Dataset excerpts >>
====

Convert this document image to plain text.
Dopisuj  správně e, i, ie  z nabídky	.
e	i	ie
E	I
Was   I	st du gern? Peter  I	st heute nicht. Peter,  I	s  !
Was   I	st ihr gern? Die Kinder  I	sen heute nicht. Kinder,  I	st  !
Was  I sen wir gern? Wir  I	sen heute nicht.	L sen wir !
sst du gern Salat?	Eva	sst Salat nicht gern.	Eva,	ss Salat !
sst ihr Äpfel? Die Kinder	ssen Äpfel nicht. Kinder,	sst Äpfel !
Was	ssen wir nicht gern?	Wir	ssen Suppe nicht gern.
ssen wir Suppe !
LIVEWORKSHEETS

====

Stated exercise >> Every line above should be retyped exactly as given.

Response >>
Convert this document image to plain text.
Dopisuj  správně e, i, ie  z nabídky	.
e	i	ie
E	I
Was   I	st du gern? Peter  I	st heute nicht. Peter,  I	s  !
Was   I	st ihr gern? Die Kinder  I	sen heute nicht. Kinder,  I	st  !
Was  I sen wir gern? Wir  I	sen heute nicht.	L sen wir !
sst du gern Salat?	Eva	sst Salat nicht gern.	Eva,	ss Salat !
sst ihr Äpfel? Die Kinder	ssen Äpfel nicht. Kinder,	sst Äpfel !
Was	ssen wir nicht gern?	Wir	ssen Suppe nicht gern.
ssen wir Suppe !
LIVEWORKSHEETS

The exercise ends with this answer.